-- Start of Data in this exercise --

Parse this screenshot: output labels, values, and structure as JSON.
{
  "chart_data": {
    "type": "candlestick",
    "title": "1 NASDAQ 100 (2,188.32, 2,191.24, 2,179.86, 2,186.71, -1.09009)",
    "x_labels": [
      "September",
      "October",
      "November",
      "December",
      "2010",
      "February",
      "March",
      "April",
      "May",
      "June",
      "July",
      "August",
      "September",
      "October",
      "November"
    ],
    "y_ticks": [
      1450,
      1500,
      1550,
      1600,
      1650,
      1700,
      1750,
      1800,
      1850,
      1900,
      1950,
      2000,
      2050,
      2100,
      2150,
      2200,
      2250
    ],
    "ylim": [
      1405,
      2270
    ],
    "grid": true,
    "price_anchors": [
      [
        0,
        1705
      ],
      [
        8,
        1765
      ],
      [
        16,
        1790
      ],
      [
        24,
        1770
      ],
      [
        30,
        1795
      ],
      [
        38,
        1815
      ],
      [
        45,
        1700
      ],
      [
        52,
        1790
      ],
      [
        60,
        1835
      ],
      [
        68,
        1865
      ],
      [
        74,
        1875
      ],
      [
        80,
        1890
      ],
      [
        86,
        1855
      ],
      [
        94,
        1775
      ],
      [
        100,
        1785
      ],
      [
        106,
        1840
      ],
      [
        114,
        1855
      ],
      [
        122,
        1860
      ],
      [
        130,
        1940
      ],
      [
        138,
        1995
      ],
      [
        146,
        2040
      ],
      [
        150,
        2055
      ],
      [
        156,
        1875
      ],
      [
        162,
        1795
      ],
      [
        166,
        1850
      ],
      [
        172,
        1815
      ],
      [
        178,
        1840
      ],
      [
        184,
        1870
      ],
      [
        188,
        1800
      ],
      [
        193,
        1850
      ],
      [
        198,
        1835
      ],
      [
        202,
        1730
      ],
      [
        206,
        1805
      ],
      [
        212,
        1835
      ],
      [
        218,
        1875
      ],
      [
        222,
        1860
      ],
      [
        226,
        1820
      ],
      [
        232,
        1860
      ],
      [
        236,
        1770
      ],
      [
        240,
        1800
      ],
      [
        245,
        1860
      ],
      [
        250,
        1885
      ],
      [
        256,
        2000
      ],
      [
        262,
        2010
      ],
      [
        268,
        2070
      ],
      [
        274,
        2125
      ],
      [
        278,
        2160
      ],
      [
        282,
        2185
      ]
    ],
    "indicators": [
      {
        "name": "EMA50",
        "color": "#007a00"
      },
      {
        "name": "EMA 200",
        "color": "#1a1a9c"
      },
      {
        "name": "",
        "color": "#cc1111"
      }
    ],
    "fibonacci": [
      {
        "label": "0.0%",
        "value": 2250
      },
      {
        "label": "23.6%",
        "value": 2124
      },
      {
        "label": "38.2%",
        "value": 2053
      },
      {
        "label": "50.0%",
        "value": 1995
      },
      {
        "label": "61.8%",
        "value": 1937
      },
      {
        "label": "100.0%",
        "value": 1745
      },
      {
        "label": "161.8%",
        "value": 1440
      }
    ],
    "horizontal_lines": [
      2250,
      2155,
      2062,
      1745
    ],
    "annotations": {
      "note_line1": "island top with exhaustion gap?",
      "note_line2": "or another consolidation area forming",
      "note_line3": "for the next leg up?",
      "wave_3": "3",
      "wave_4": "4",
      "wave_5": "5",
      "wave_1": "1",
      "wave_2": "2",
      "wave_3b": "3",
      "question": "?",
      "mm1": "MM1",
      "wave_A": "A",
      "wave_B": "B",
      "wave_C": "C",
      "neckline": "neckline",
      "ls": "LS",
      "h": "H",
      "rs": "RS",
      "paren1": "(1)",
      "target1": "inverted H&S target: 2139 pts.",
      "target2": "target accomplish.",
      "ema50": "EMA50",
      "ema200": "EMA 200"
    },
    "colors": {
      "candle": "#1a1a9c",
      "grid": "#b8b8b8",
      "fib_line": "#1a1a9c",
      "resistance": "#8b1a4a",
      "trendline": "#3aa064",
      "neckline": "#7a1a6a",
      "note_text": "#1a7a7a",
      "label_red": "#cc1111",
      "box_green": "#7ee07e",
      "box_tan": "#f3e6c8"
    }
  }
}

-- End of Data in this exercise --

Tally up the lines in the preceding listing that contain the string "neckline". Respond with the number and nothing else.

2